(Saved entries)
#####

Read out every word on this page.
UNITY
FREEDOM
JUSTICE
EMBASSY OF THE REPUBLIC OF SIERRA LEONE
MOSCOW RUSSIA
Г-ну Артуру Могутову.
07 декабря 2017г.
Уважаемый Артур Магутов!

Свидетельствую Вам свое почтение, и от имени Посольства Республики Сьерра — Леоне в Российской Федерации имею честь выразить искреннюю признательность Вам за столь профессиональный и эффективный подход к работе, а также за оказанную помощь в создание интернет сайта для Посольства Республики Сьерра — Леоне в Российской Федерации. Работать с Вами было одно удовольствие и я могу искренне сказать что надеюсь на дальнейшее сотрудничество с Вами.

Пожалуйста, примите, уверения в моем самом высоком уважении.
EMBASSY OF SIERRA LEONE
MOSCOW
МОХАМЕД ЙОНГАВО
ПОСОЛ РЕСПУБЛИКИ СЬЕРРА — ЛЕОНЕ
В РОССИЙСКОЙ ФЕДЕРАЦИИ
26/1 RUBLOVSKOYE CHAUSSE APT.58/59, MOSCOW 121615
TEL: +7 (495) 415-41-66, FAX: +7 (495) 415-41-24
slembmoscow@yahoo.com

#####

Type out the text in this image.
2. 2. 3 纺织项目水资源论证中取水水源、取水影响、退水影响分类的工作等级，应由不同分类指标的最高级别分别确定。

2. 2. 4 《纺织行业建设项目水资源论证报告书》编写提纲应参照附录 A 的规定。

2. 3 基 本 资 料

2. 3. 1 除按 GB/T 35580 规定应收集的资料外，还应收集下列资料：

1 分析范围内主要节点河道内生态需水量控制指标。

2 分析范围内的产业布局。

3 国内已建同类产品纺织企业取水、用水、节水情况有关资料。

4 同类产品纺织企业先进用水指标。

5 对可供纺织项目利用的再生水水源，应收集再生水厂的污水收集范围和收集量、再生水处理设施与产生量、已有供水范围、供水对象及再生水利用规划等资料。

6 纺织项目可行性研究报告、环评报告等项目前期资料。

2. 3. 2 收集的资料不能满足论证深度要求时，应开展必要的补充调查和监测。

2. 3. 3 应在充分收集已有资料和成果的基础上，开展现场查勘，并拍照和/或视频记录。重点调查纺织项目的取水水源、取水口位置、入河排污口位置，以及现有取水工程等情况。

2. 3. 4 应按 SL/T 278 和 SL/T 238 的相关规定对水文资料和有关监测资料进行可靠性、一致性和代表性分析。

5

#####

» Set exercise:
Scan the records above for the string "LEONE", then report every line that contains it.

» Result:
EMBASSY OF THE REPUBLIC OF SIERRA LEONE
EMBASSY OF SIERRA LEONE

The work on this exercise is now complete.